**Problem details**. Copy all the entries below exactly, but not the pictures.

★ ★ ★

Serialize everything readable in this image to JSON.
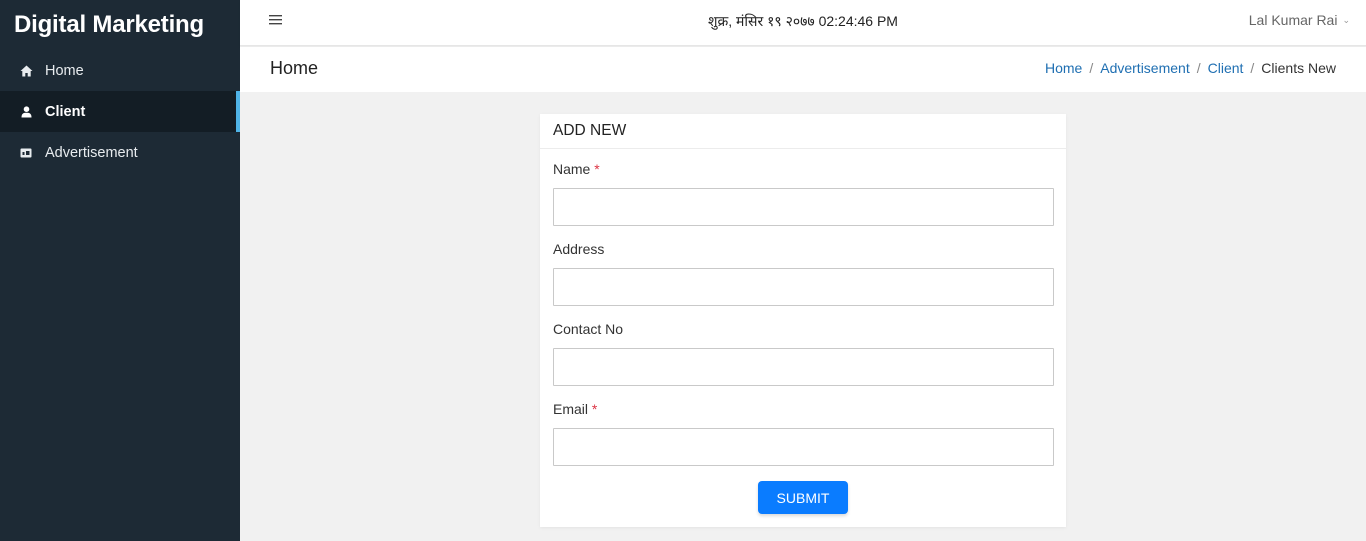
{
  "sidebar": {
    "brand": "Digital Marketing",
    "items": [
      {
        "label": "Home",
        "icon": "home-icon"
      },
      {
        "label": "Client",
        "icon": "user-icon",
        "active": true
      },
      {
        "label": "Advertisement",
        "icon": "ad-icon"
      }
    ]
  },
  "topbar": {
    "datetime": "शुक्र, मंसिर १९ २०७७ 02:24:46 PM",
    "user": "Lal Kumar Rai",
    "menu_icon": "hamburger-icon"
  },
  "subheader": {
    "title": "Home",
    "breadcrumb": [
      "Home",
      "Advertisement",
      "Client",
      "Clients New"
    ],
    "separator": "/"
  },
  "form": {
    "title": "ADD NEW",
    "fields": [
      {
        "label": "Name",
        "required": true,
        "value": ""
      },
      {
        "label": "Address",
        "required": false,
        "value": ""
      },
      {
        "label": "Contact No",
        "required": false,
        "value": ""
      },
      {
        "label": "Email",
        "required": true,
        "value": ""
      }
    ],
    "required_mark": "*",
    "submit_label": "SUBMIT"
  },
  "colors": {
    "sidebar_bg": "#1d2a35",
    "active_indicator": "#4fb3e6",
    "link": "#1f6fb2",
    "primary_button": "#0a7cff",
    "required": "#dc3545"
  }
}
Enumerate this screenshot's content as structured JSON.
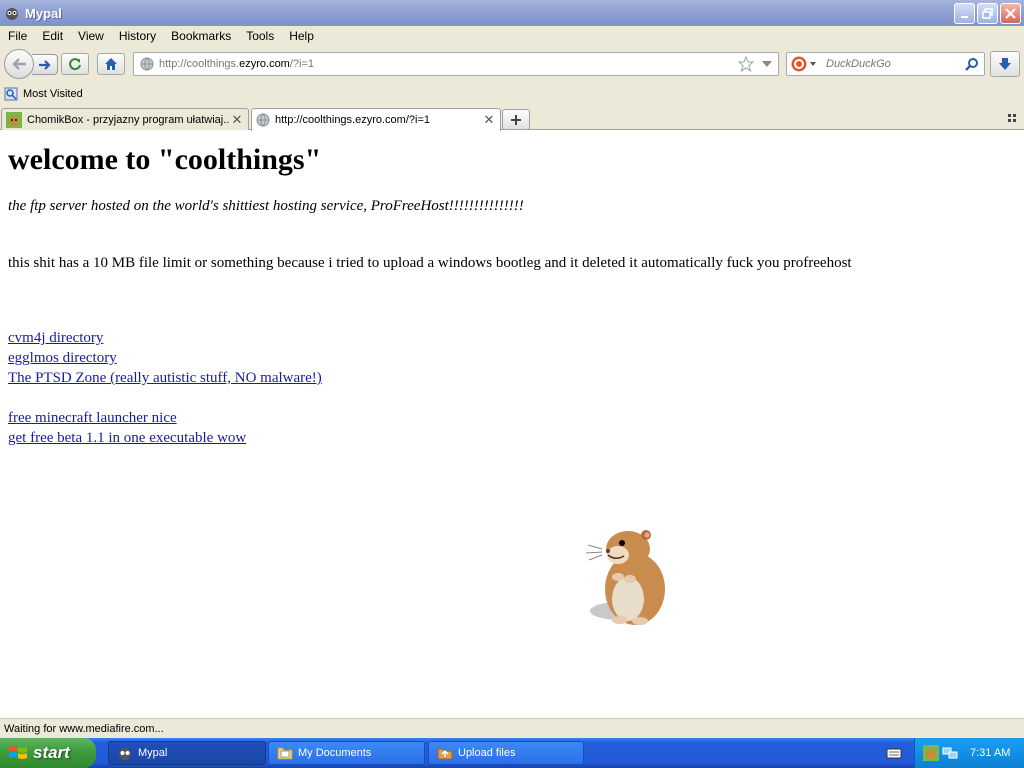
{
  "window": {
    "title": "Mypal"
  },
  "menu": [
    {
      "label": "File"
    },
    {
      "label": "Edit"
    },
    {
      "label": "View"
    },
    {
      "label": "History"
    },
    {
      "label": "Bookmarks"
    },
    {
      "label": "Tools"
    },
    {
      "label": "Help"
    }
  ],
  "nav": {
    "url_prefix": "http://coolthings.",
    "url_domain": "ezyro.com",
    "url_suffix": "/?i=1",
    "search_placeholder": "DuckDuckGo"
  },
  "bookmarks": {
    "most_visited": "Most Visited"
  },
  "tabs": [
    {
      "label": "ChomikBox - przyjazny program ułatwiaj...",
      "active": false
    },
    {
      "label": "http://coolthings.ezyro.com/?i=1",
      "active": true
    }
  ],
  "page": {
    "heading": "welcome to \"coolthings\"",
    "subtitle": "the ftp server hosted on the world's shittiest hosting service, ProFreeHost!!!!!!!!!!!!!!!",
    "paragraph": "this shit has a 10 MB file limit or something because i tried to upload a windows bootleg and it deleted it automatically fuck you profreehost",
    "links": [
      {
        "label": "cvm4j directory"
      },
      {
        "label": "egglmos directory"
      },
      {
        "label": "The PTSD Zone (really autistic stuff, NO malware!)"
      },
      {
        "label": "free minecraft launcher nice"
      },
      {
        "label": "get free beta 1.1 in one executable wow"
      }
    ]
  },
  "status": {
    "text": "Waiting for www.mediafire.com..."
  },
  "taskbar": {
    "start_label": "start",
    "items": [
      {
        "label": "Mypal",
        "active": true
      },
      {
        "label": "My Documents",
        "active": false
      },
      {
        "label": "Upload files",
        "active": false
      }
    ],
    "clock": "7:31 AM"
  }
}
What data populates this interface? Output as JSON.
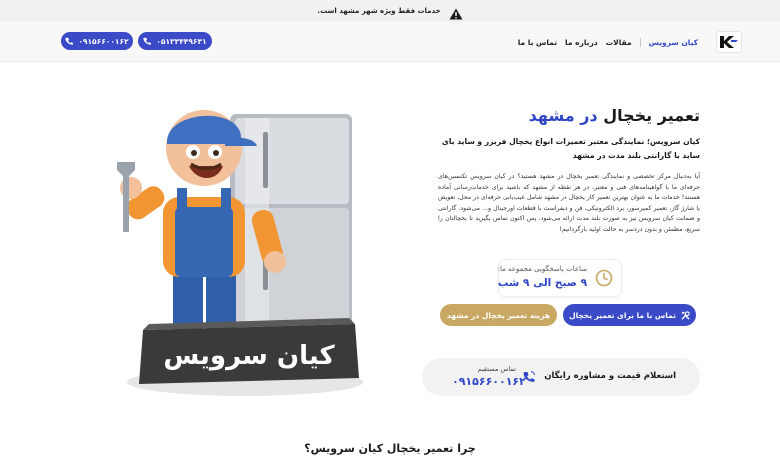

★ ★ ★

**Response below**.
Serialize everything readable in this image to JSON.
{
  "sidebar": {
    "brand": "Digital Marketing",
    "items": [
      {
        "label": "Home",
        "icon": "home-icon"
      },
      {
        "label": "Client",
        "icon": "user-icon",
        "active": true
      },
      {
        "label": "Advertisement",
        "icon": "ad-icon"
      }
    ]
  },
  "topbar": {
    "datetime": "शुक्र, मंसिर १९ २०७७ 02:24:46 PM",
    "user": "Lal Kumar Rai",
    "menu_icon": "hamburger-icon"
  },
  "subheader": {
    "title": "Home",
    "breadcrumb": [
      "Home",
      "Advertisement",
      "Client",
      "Clients New"
    ],
    "separator": "/"
  },
  "form": {
    "title": "ADD NEW",
    "fields": [
      {
        "label": "Name",
        "required": true,
        "value": ""
      },
      {
        "label": "Address",
        "required": false,
        "value": ""
      },
      {
        "label": "Contact No",
        "required": false,
        "value": ""
      },
      {
        "label": "Email",
        "required": true,
        "value": ""
      }
    ],
    "required_mark": "*",
    "submit_label": "SUBMIT"
  },
  "colors": {
    "sidebar_bg": "#1d2a35",
    "active_indicator": "#4fb3e6",
    "link": "#1f6fb2",
    "primary_button": "#0a7cff",
    "required": "#dc3545"
  }
}
Enumerate this screenshot's content as structured JSON.
{
  "window": {
    "title": "Mypal"
  },
  "menu": [
    {
      "label": "File"
    },
    {
      "label": "Edit"
    },
    {
      "label": "View"
    },
    {
      "label": "History"
    },
    {
      "label": "Bookmarks"
    },
    {
      "label": "Tools"
    },
    {
      "label": "Help"
    }
  ],
  "nav": {
    "url_prefix": "http://coolthings.",
    "url_domain": "ezyro.com",
    "url_suffix": "/?i=1",
    "search_placeholder": "DuckDuckGo"
  },
  "bookmarks": {
    "most_visited": "Most Visited"
  },
  "tabs": [
    {
      "label": "ChomikBox - przyjazny program ułatwiaj...",
      "active": false
    },
    {
      "label": "http://coolthings.ezyro.com/?i=1",
      "active": true
    }
  ],
  "page": {
    "heading": "welcome to \"coolthings\"",
    "subtitle": "the ftp server hosted on the world's shittiest hosting service, ProFreeHost!!!!!!!!!!!!!!!",
    "paragraph": "this shit has a 10 MB file limit or something because i tried to upload a windows bootleg and it deleted it automatically fuck you profreehost",
    "links": [
      {
        "label": "cvm4j directory"
      },
      {
        "label": "egglmos directory"
      },
      {
        "label": "The PTSD Zone (really autistic stuff, NO malware!)"
      },
      {
        "label": "free minecraft launcher nice"
      },
      {
        "label": "get free beta 1.1 in one executable wow"
      }
    ]
  },
  "status": {
    "text": "Waiting for www.mediafire.com..."
  },
  "taskbar": {
    "start_label": "start",
    "items": [
      {
        "label": "Mypal",
        "active": true
      },
      {
        "label": "My Documents",
        "active": false
      },
      {
        "label": "Upload files",
        "active": false
      }
    ],
    "clock": "7:31 AM"
  }
}
What data populates this interface? Output as JSON.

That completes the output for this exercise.